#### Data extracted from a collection
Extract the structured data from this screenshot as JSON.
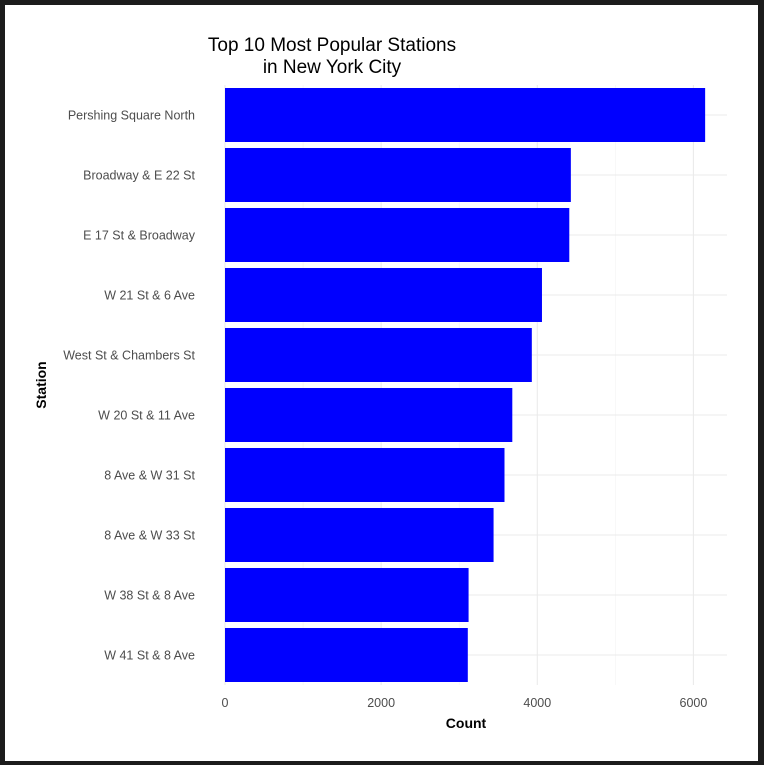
{
  "chart_data": {
    "type": "bar",
    "orientation": "horizontal",
    "title_lines": [
      "Top 10 Most Popular Stations",
      "in New York City"
    ],
    "xlabel": "Count",
    "ylabel": "Station",
    "categories": [
      "Pershing Square North",
      "Broadway & E 22 St",
      "E 17 St & Broadway",
      "W 21 St & 6 Ave",
      "West St & Chambers St",
      "W 20 St & 11 Ave",
      "8 Ave & W 31 St",
      "8 Ave & W 33 St",
      "W 38 St & 8 Ave",
      "W 41 St & 8 Ave"
    ],
    "values": [
      6150,
      4430,
      4410,
      4060,
      3930,
      3680,
      3580,
      3440,
      3120,
      3110
    ],
    "xticks": [
      0,
      2000,
      4000,
      6000
    ],
    "xlim": [
      0,
      6430
    ],
    "grid": true,
    "bar_color": "#0000ff"
  }
}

#### What you are asked to do
Copy out all of the data word for word. Do not carry over any picture.

#### Response to the exercise
Extract the structured data from this screenshot as JSON.
{
  "chart_data": {
    "type": "bar",
    "orientation": "horizontal",
    "title_lines": [
      "Top 10 Most Popular Stations",
      "in New York City"
    ],
    "xlabel": "Count",
    "ylabel": "Station",
    "categories": [
      "Pershing Square North",
      "Broadway & E 22 St",
      "E 17 St & Broadway",
      "W 21 St & 6 Ave",
      "West St & Chambers St",
      "W 20 St & 11 Ave",
      "8 Ave & W 31 St",
      "8 Ave & W 33 St",
      "W 38 St & 8 Ave",
      "W 41 St & 8 Ave"
    ],
    "values": [
      6150,
      4430,
      4410,
      4060,
      3930,
      3680,
      3580,
      3440,
      3120,
      3110
    ],
    "xticks": [
      0,
      2000,
      4000,
      6000
    ],
    "xlim": [
      0,
      6430
    ],
    "grid": true,
    "bar_color": "#0000ff"
  }
}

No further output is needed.